— BEGIN Information given —
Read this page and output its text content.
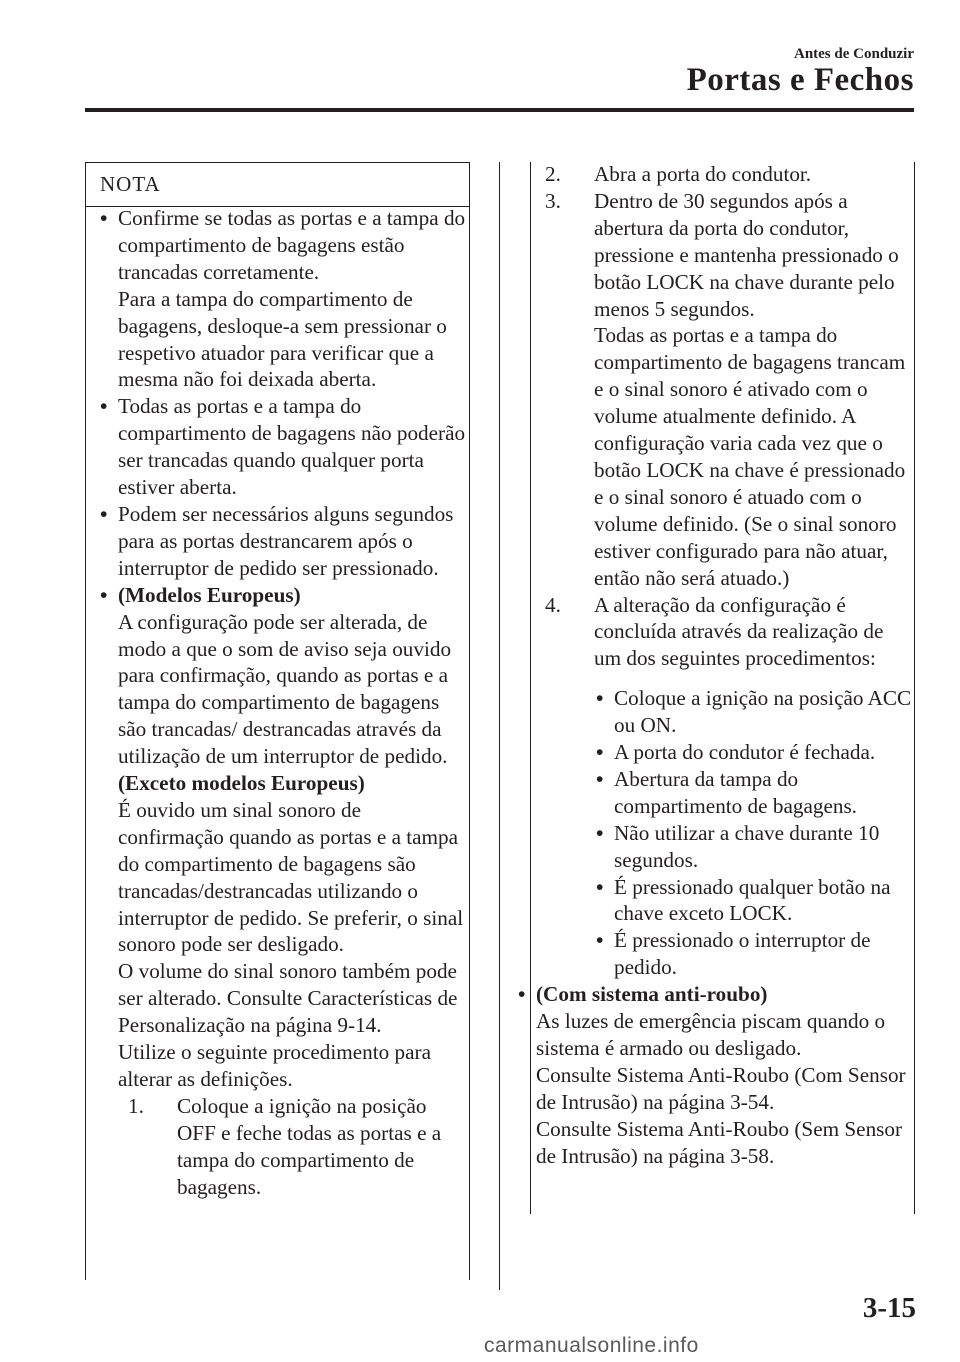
Antes de Conduzir
Portas e Fechos
NOTA
• Confirme se todas as portas e a tampa do compartimento de bagagens estão trancadas corretamente.
Para a tampa do compartimento de bagagens, desloque-a sem pressionar o respetivo atuador para verificar que a mesma não foi deixada aberta.
• Todas as portas e a tampa do compartimento de bagagens não poderão ser trancadas quando qualquer porta estiver aberta.
• Podem ser necessários alguns segundos para as portas destrancarem após o interruptor de pedido ser pressionado.
• (Modelos Europeus)
A configuração pode ser alterada, de modo a que o som de aviso seja ouvido para confirmação, quando as portas e a tampa do compartimento de bagagens são trancadas/ destrancadas através da utilização de um interruptor de pedido.
(Exceto modelos Europeus)
É ouvido um sinal sonoro de confirmação quando as portas e a tampa do compartimento de bagagens são trancadas/destrancadas utilizando o interruptor de pedido. Se preferir, o sinal sonoro pode ser desligado.
O volume do sinal sonoro também pode ser alterado. Consulte Características de Personalização na página 9-14.
Utilize o seguinte procedimento para alterar as definições.
1.	Coloque a ignição na posição OFF e feche todas as portas e a tampa do compartimento de bagagens.
2.	Abra a porta do condutor.
3.	Dentro de 30 segundos após a abertura da porta do condutor, pressione e mantenha pressionado o botão LOCK na chave durante pelo menos 5 segundos.
Todas as portas e a tampa do compartimento de bagagens trancam e o sinal sonoro é ativado com o volume atualmente definido. A configuração varia cada vez que o botão LOCK na chave é pressionado e o sinal sonoro é atuado com o volume definido. (Se o sinal sonoro estiver configurado para não atuar, então não será atuado.)
4.	A alteração da configuração é concluída através da realização de um dos seguintes procedimentos:
• Coloque a ignição na posição ACC ou ON.
• A porta do condutor é fechada.
• Abertura da tampa do compartimento de bagagens.
• Não utilizar a chave durante 10 segundos.
• É pressionado qualquer botão na chave exceto LOCK.
• É pressionado o interruptor de pedido.
• (Com sistema anti-roubo)
As luzes de emergência piscam quando o sistema é armado ou desligado.
Consulte Sistema Anti-Roubo (Com Sensor de Intrusão) na página 3-54.
Consulte Sistema Anti-Roubo (Sem Sensor de Intrusão) na página 3-58.
3-15
carmanualsonline.info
— END Information given —
# Stated exercise
Skip the images and write out the rest of the listing exactly.

# Solution to the problem
Read this page and output its text content.
Antes de Conduzir
Portas e Fechos
NOTA
• Confirme se todas as portas e a tampa do compartimento de bagagens estão trancadas corretamente.
Para a tampa do compartimento de bagagens, desloque-a sem pressionar o respetivo atuador para verificar que a mesma não foi deixada aberta.
• Todas as portas e a tampa do compartimento de bagagens não poderão ser trancadas quando qualquer porta estiver aberta.
• Podem ser necessários alguns segundos para as portas destrancarem após o interruptor de pedido ser pressionado.
• (Modelos Europeus)
A configuração pode ser alterada, de modo a que o som de aviso seja ouvido para confirmação, quando as portas e a tampa do compartimento de bagagens são trancadas/ destrancadas através da utilização de um interruptor de pedido.
(Exceto modelos Europeus)
É ouvido um sinal sonoro de confirmação quando as portas e a tampa do compartimento de bagagens são trancadas/destrancadas utilizando o interruptor de pedido. Se preferir, o sinal sonoro pode ser desligado.
O volume do sinal sonoro também pode ser alterado. Consulte Características de Personalização na página 9-14.
Utilize o seguinte procedimento para alterar as definições.
1.	Coloque a ignição na posição OFF e feche todas as portas e a tampa do compartimento de bagagens.
2.	Abra a porta do condutor.
3.	Dentro de 30 segundos após a abertura da porta do condutor, pressione e mantenha pressionado o botão LOCK na chave durante pelo menos 5 segundos.
Todas as portas e a tampa do compartimento de bagagens trancam e o sinal sonoro é ativado com o volume atualmente definido. A configuração varia cada vez que o botão LOCK na chave é pressionado e o sinal sonoro é atuado com o volume definido. (Se o sinal sonoro estiver configurado para não atuar, então não será atuado.)
4.	A alteração da configuração é concluída através da realização de um dos seguintes procedimentos:
• Coloque a ignição na posição ACC ou ON.
• A porta do condutor é fechada.
• Abertura da tampa do compartimento de bagagens.
• Não utilizar a chave durante 10 segundos.
• É pressionado qualquer botão na chave exceto LOCK.
• É pressionado o interruptor de pedido.
• (Com sistema anti-roubo)
As luzes de emergência piscam quando o sistema é armado ou desligado.
Consulte Sistema Anti-Roubo (Com Sensor de Intrusão) na página 3-54.
Consulte Sistema Anti-Roubo (Sem Sensor de Intrusão) na página 3-58.
3-15
carmanualsonline.info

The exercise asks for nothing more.